- _EXERCISE GOAL_: Pull out all lines from the listing below in which the word "Current" appears.
================
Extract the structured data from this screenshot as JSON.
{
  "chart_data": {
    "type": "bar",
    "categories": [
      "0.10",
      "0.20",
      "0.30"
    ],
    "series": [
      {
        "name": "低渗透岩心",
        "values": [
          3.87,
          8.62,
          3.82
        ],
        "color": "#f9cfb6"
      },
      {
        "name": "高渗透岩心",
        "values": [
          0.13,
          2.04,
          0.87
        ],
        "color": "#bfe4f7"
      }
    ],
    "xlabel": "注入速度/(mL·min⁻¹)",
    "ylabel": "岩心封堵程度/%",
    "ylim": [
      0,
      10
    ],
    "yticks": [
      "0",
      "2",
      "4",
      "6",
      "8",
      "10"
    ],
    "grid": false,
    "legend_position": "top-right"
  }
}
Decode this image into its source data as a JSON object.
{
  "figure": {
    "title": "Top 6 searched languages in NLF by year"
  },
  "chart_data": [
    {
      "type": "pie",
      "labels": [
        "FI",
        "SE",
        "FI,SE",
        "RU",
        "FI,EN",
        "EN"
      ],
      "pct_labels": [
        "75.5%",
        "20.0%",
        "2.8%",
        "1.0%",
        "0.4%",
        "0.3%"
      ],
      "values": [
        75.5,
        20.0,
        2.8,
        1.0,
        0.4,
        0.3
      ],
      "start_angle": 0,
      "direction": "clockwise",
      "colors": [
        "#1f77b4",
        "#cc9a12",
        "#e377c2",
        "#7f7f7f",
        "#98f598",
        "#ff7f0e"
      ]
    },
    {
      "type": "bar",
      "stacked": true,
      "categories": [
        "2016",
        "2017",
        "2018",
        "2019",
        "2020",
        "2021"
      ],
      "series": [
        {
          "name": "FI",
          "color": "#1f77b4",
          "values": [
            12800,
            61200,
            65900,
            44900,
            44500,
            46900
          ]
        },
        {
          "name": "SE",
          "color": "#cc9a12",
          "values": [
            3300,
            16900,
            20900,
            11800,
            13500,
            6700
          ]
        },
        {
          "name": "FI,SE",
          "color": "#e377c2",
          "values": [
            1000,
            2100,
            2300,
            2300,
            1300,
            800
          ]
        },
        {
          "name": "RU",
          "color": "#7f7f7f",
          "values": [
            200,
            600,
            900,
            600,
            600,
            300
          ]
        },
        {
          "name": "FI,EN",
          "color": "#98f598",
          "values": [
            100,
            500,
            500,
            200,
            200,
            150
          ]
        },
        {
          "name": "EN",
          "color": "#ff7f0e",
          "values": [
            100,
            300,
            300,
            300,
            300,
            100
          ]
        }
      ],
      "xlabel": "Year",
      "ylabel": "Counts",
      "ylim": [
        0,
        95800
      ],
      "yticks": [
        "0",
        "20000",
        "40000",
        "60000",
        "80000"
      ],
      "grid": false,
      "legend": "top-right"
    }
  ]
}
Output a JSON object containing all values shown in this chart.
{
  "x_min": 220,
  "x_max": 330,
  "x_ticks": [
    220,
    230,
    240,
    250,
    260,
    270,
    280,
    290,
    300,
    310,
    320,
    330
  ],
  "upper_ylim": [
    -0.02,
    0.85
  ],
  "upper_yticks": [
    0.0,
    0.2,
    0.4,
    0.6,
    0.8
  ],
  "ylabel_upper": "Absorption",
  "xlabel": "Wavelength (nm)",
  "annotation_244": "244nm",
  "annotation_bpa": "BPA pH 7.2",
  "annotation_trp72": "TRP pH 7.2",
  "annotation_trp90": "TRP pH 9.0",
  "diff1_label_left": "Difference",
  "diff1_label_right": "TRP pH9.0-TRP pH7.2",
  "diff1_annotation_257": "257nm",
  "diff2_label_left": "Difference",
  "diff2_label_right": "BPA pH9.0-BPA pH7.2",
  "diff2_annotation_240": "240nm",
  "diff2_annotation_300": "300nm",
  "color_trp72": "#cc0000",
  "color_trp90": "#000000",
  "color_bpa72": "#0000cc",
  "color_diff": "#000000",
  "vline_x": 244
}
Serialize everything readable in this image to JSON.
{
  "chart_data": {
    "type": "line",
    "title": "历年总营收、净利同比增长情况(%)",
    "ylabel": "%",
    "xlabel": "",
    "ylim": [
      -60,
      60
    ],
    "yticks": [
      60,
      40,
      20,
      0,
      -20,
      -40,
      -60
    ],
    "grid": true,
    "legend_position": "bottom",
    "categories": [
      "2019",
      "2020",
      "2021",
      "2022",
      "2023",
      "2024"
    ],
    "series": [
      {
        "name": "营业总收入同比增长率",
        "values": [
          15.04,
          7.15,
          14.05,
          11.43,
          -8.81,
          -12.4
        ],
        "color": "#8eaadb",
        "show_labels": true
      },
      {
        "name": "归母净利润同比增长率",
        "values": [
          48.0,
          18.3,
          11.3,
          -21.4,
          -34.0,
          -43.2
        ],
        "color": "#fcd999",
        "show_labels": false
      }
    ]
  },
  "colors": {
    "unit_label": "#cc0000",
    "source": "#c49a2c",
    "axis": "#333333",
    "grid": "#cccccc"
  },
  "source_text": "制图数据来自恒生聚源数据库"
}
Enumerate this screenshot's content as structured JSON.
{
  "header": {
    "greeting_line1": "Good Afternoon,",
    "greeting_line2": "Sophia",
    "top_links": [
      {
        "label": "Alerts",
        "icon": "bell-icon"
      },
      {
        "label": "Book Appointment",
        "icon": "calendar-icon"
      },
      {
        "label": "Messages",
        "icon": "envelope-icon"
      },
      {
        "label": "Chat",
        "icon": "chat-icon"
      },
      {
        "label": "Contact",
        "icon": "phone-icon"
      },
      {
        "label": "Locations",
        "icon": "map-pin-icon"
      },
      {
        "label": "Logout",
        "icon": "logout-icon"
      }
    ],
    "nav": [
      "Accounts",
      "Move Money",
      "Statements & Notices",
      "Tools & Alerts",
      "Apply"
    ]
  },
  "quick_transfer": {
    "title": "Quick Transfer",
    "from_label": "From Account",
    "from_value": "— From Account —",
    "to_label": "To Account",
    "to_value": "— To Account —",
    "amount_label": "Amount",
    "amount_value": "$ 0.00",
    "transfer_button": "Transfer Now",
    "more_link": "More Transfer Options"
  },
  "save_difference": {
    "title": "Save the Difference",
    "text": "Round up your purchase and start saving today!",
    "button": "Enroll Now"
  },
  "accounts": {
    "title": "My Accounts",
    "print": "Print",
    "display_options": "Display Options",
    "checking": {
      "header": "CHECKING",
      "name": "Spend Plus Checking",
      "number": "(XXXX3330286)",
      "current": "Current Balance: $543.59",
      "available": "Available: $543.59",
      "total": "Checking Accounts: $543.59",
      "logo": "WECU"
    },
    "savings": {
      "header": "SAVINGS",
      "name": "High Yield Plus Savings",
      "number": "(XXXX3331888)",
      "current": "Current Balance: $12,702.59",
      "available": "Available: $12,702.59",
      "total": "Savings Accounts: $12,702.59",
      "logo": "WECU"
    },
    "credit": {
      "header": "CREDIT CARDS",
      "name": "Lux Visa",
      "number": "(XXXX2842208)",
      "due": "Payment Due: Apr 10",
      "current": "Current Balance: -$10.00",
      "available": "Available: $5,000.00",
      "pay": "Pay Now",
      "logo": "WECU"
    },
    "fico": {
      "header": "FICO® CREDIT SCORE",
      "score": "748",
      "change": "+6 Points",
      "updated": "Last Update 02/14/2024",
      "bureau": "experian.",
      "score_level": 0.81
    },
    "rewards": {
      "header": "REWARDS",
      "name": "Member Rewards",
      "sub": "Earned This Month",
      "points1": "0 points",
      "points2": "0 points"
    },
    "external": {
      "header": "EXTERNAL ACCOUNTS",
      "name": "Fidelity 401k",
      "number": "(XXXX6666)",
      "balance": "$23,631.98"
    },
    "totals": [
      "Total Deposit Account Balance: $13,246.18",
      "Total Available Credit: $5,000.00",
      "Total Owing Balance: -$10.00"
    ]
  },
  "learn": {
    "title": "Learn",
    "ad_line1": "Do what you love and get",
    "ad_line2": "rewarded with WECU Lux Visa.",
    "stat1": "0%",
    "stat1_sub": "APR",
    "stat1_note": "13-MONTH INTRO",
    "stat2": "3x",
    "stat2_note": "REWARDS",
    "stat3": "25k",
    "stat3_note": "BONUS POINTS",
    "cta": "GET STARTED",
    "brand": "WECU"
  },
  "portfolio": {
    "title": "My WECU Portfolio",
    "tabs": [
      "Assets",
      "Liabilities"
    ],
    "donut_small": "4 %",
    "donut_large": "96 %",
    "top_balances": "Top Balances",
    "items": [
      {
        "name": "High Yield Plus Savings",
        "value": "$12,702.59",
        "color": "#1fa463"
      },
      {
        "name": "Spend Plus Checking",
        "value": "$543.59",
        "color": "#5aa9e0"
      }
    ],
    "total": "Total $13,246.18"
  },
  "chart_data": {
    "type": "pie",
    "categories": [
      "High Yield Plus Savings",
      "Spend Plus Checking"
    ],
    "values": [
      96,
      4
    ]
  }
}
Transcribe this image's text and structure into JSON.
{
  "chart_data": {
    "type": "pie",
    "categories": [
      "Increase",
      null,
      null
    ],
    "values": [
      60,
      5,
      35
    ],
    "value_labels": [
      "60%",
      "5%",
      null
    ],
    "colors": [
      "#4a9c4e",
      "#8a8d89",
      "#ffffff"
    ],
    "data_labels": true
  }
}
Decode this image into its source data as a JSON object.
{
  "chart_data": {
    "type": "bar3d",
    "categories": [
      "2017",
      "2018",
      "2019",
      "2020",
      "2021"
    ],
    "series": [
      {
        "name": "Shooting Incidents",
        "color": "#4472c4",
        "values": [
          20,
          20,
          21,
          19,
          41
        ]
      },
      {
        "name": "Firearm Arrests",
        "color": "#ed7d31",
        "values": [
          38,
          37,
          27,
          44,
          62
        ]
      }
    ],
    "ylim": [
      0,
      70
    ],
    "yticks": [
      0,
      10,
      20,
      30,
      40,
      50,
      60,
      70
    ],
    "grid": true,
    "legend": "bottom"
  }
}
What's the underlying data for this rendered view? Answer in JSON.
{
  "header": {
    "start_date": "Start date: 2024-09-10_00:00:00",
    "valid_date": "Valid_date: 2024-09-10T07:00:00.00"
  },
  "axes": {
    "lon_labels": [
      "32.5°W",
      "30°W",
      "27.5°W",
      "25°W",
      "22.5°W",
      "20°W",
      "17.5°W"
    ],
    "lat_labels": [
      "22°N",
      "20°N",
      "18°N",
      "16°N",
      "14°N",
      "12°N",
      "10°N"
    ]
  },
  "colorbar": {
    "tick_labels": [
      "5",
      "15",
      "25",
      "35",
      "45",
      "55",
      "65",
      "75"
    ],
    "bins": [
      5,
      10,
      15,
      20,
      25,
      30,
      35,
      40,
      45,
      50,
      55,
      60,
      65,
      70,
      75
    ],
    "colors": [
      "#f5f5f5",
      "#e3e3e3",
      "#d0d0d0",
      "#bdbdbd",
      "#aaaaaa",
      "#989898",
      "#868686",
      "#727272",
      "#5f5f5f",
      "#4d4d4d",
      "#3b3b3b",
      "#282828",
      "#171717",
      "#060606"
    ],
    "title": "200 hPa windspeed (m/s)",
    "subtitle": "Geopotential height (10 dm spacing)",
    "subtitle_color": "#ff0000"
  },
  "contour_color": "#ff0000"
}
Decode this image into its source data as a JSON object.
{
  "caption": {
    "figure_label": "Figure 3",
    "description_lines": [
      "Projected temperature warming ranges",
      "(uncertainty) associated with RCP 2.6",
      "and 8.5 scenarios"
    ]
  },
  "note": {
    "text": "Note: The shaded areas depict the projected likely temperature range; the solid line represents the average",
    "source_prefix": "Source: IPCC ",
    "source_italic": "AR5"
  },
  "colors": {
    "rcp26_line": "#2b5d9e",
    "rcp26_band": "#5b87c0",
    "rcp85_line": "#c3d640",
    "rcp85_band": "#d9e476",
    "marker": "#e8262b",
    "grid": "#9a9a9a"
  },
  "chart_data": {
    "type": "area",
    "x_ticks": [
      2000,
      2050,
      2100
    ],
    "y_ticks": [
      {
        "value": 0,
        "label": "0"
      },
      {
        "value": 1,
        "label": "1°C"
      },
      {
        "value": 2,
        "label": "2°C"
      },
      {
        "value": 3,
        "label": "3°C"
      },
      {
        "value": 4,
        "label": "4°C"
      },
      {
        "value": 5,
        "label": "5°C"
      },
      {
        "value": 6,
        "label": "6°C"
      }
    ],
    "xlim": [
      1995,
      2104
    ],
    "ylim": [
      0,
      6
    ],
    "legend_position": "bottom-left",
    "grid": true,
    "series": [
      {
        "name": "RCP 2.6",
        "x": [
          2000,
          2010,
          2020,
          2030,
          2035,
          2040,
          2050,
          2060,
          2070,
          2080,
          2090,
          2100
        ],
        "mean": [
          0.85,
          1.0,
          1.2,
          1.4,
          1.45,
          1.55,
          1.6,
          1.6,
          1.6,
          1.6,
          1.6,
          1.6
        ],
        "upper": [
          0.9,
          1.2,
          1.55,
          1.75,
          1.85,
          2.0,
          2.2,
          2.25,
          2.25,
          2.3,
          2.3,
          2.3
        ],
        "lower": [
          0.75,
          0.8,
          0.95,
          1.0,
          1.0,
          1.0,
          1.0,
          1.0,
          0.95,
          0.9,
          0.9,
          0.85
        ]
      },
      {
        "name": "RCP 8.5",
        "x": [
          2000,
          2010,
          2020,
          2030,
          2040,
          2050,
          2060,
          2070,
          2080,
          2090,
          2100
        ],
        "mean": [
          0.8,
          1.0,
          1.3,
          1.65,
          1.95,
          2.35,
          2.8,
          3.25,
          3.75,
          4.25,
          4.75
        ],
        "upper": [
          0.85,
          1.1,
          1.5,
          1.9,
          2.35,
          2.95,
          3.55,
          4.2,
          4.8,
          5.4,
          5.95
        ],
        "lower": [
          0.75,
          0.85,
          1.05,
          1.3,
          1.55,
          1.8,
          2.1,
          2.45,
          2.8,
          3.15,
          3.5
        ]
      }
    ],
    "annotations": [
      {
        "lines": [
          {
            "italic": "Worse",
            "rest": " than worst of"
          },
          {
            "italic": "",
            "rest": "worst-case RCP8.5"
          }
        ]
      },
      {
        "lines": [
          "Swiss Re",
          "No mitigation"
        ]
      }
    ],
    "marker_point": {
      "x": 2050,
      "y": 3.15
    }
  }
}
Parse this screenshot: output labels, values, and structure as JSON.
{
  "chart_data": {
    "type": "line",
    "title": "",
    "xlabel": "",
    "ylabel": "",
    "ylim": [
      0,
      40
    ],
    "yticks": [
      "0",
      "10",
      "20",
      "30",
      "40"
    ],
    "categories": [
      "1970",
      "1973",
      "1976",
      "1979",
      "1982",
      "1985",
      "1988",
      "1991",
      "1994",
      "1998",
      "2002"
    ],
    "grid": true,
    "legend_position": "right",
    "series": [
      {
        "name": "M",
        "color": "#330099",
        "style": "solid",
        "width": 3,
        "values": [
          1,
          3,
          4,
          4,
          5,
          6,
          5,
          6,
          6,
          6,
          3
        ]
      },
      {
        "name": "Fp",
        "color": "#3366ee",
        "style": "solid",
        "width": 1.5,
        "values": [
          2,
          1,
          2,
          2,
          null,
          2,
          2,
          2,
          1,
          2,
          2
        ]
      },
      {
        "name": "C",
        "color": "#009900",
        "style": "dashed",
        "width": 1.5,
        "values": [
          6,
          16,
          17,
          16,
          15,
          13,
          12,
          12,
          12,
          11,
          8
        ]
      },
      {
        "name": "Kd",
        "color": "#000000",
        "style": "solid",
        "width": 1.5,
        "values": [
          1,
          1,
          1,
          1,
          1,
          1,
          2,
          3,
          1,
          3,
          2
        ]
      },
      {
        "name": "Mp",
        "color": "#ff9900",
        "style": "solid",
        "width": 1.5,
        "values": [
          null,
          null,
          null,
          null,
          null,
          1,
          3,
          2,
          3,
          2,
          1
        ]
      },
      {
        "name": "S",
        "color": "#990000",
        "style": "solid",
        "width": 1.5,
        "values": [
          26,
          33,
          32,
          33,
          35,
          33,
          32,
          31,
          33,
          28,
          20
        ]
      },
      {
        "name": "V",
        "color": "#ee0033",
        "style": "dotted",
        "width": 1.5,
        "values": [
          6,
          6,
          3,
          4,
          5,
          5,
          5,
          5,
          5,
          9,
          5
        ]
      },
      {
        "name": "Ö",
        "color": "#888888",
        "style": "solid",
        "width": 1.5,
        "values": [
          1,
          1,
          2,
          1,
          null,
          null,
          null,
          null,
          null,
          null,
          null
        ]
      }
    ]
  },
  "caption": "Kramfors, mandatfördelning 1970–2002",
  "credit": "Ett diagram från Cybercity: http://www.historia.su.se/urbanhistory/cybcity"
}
================
- _FINAL RESULT_:
      "current": "Current Balance: $543.59",
      "current": "Current Balance: $12,702.59",
      "current": "Current Balance: -$10.00",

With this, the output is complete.